GIVEN TASK — Look over the lines below. Report each one that includes the string "Smooth".

DATA PROVIDED —
···

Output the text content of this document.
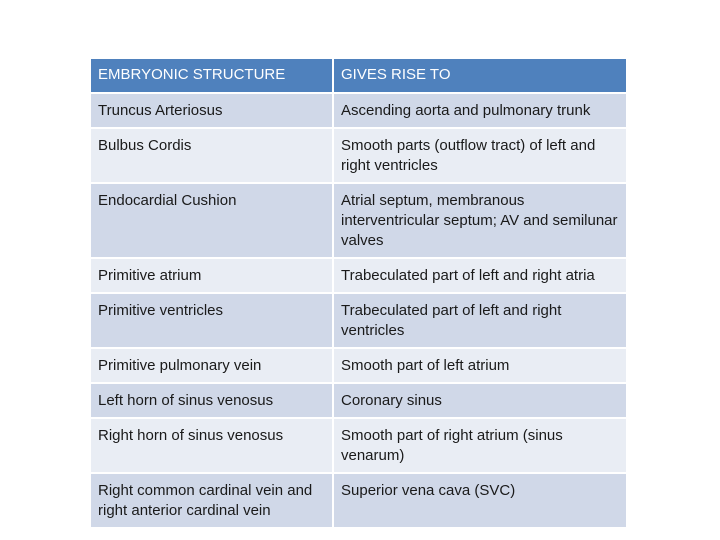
EMBRYONIC STRUCTURE	GIVES RISE TO
Truncus Arteriosus	Ascending aorta and pulmonary trunk
Bulbus Cordis	Smooth parts (outflow tract) of left and right ventricles
Endocardial Cushion	Atrial septum, membranous interventricular septum; AV and semilunar valves
Primitive atrium	Trabeculated part of left and right atria
Primitive ventricles	Trabeculated part of left and right ventricles
Primitive pulmonary vein	Smooth part of left atrium
Left horn of sinus venosus	Coronary sinus
Right horn of sinus venosus	Smooth part of right atrium (sinus venarum)
Right common cardinal vein and right anterior cardinal vein	Superior vena cava (SVC)
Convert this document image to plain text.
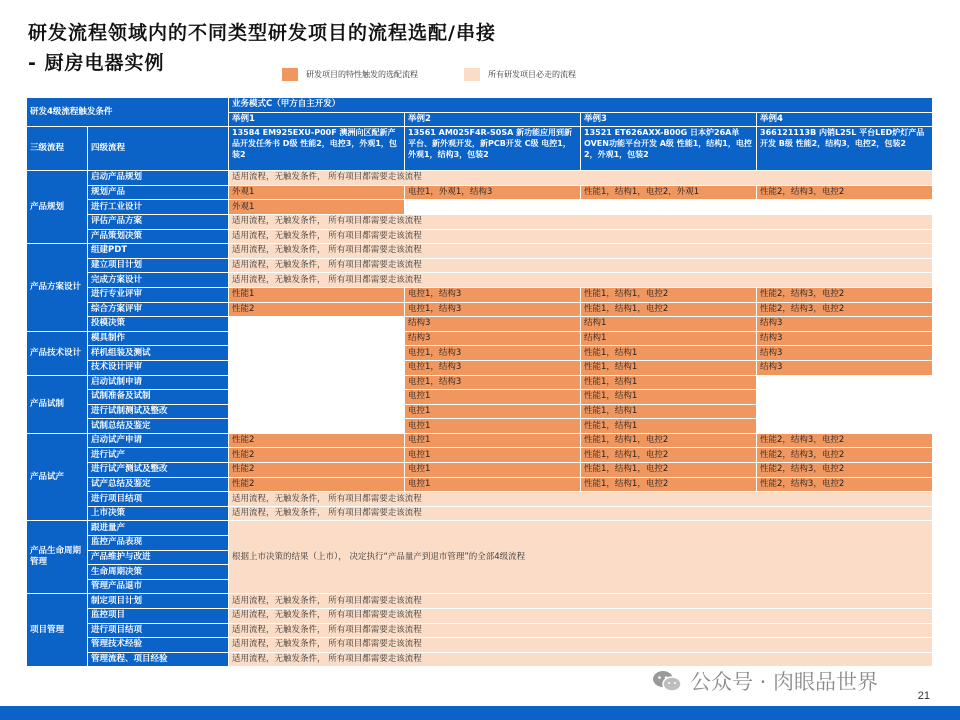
研发流程领域内的不同类型研发项目的流程选配/串接
- 厨房电器实例
研发项目的特性触发的选配流程	所有研发项目必走的流程
研发4级流程触发条件		业务模式C（甲方自主开发）			
		举例1	举例2	举例3	举例4
三级流程	四级流程	13584 EM925EXU-P00F 澳洲向区配新产品开发任务书 D级 性能2，电控3，外观1，包装2	13561 AM025F4R-S0SA 新功能应用到新平台、新外观开发，新PCB开发 C级 电控1，外观1，结构3，包装2	13521 ET626AXX-B00G 日本炉26A单OVEN功能平台开发 A级 性能1，结构1，电控2，外观1，包装2	366121113B 内销L25L 平台LED炉灯产品开发 B级 性能2，结构3，电控2，包装2
产品规划	启动产品规划	适用流程，无触发条件， 所有项目都需要走该流程			
	规划产品	外观1	电控1，外观1，结构3	性能1，结构1，电控2，外观1	性能2，结构3，电控2
	进行工业设计	外观1			
	评估产品方案	适用流程，无触发条件， 所有项目都需要走该流程			
	产品策划决策	适用流程，无触发条件， 所有项目都需要走该流程			
产品方案设计	组建PDT	适用流程，无触发条件， 所有项目都需要走该流程			
	建立项目计划	适用流程，无触发条件， 所有项目都需要走该流程			
	完成方案设计	适用流程，无触发条件， 所有项目都需要走该流程			
	进行专业评审	性能1	电控1，结构3	性能1，结构1，电控2	性能2，结构3，电控2
	综合方案评审	性能2	电控1，结构3	性能1，结构1，电控2	性能2，结构3，电控2
	投模决策		结构3	结构1	结构3
产品技术设计	模具制作		结构3	结构1	结构3
	样机组装及测试		电控1，结构3	性能1，结构1	结构3
	技术设计评审		电控1，结构3	性能1，结构1	结构3
产品试制	启动试制申请		电控1，结构3	性能1，结构1	
	试制准备及试制		电控1	性能1，结构1	
	进行试制测试及整改		电控1	性能1，结构1	
	试制总结及鉴定		电控1	性能1，结构1	
产品试产	启动试产申请	性能2	电控1	性能1，结构1，电控2	性能2，结构3，电控2
	进行试产	性能2	电控1	性能1，结构1，电控2	性能2，结构3，电控2
	进行试产测试及整改	性能2	电控1	性能1，结构1，电控2	性能2，结构3，电控2
	试产总结及鉴定	性能2	电控1	性能1，结构1，电控2	性能2，结构3，电控2
	进行项目结项	适用流程，无触发条件， 所有项目都需要走该流程			
	上市决策	适用流程，无触发条件， 所有项目都需要走该流程			
产品生命周期管理	跟进量产	根据上市决策的结果（上市）， 决定执行“产品量产到退市管理”的全部4级流程			
	监控产品表现				
	产品维护与改进				
	生命周期决策				
	管理产品退市				
项目管理	制定项目计划	适用流程，无触发条件， 所有项目都需要走该流程			
	监控项目	适用流程，无触发条件， 所有项目都需要走该流程			
	进行项目结项	适用流程，无触发条件， 所有项目都需要走该流程			
	管理技术经验	适用流程，无触发条件， 所有项目都需要走该流程			
	管理流程、项目经验	适用流程，无触发条件， 所有项目都需要走该流程			
公众号 · 肉眼品世界
21
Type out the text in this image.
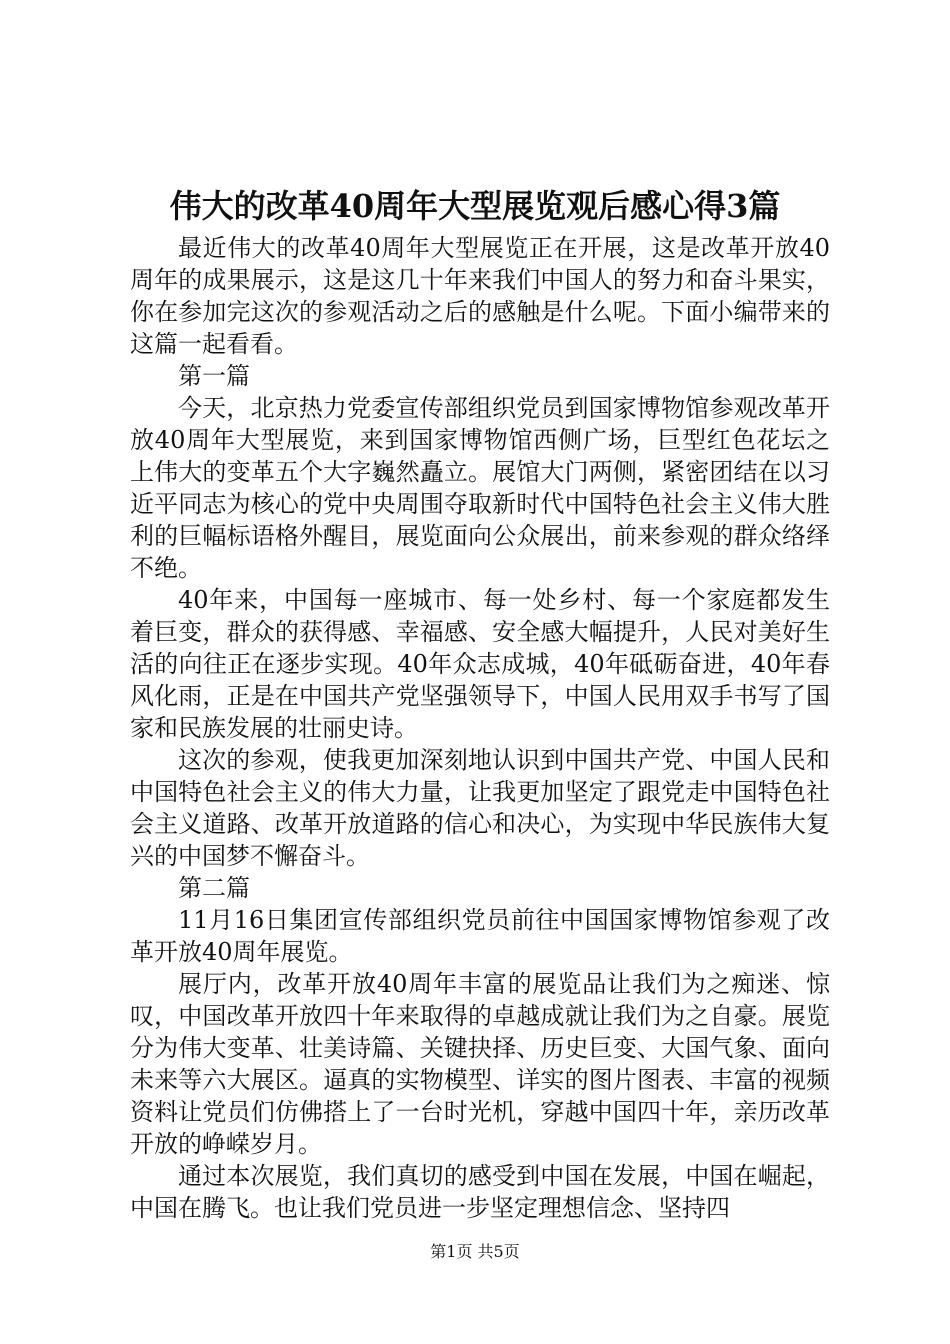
伟大的改革40周年大型展览观后感心得3篇

最近伟大的改革40周年大型展览正在开展，这是改革开放40周年的成果展示，这是这几十年来我们中国人的努力和奋斗果实，你在参加完这次的参观活动之后的感触是什么呢。下面小编带来的这篇一起看看。

第一篇

今天，北京热力党委宣传部组织党员到国家博物馆参观改革开放40周年大型展览，来到国家博物馆西侧广场，巨型红色花坛之上伟大的变革五个大字巍然矗立。展馆大门两侧，紧密团结在以习近平同志为核心的党中央周围夺取新时代中国特色社会主义伟大胜利的巨幅标语格外醒目，展览面向公众展出，前来参观的群众络绎不绝。

40年来，中国每一座城市、每一处乡村、每一个家庭都发生着巨变，群众的获得感、幸福感、安全感大幅提升，人民对美好生活的向往正在逐步实现。40年众志成城，40年砥砺奋进，40年春风化雨，正是在中国共产党坚强领导下，中国人民用双手书写了国家和民族发展的壮丽史诗。

这次的参观，使我更加深刻地认识到中国共产党、中国人民和中国特色社会主义的伟大力量，让我更加坚定了跟党走中国特色社会主义道路、改革开放道路的信心和决心，为实现中华民族伟大复兴的中国梦不懈奋斗。

第二篇

11月16日集团宣传部组织党员前往中国国家博物馆参观了改革开放40周年展览。

展厅内，改革开放40周年丰富的展览品让我们为之痴迷、惊叹，中国改革开放四十年来取得的卓越成就让我们为之自豪。展览分为伟大变革、壮美诗篇、关键抉择、历史巨变、大国气象、面向未来等六大展区。逼真的实物模型、详实的图片图表、丰富的视频资料让党员们仿佛搭上了一台时光机，穿越中国四十年，亲历改革开放的峥嵘岁月。

通过本次展览，我们真切的感受到中国在发展，中国在崛起，中国在腾飞。也让我们党员进一步坚定理想信念、坚持四

第1页 共5页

···

CORRECT ANSWER —
Bulbus Cordis	Smooth parts (outflow tract) of left and right ventricles
Primitive pulmonary vein	Smooth part of left atrium
Right horn of sinus venosus	Smooth part of right atrium (sinus venarum)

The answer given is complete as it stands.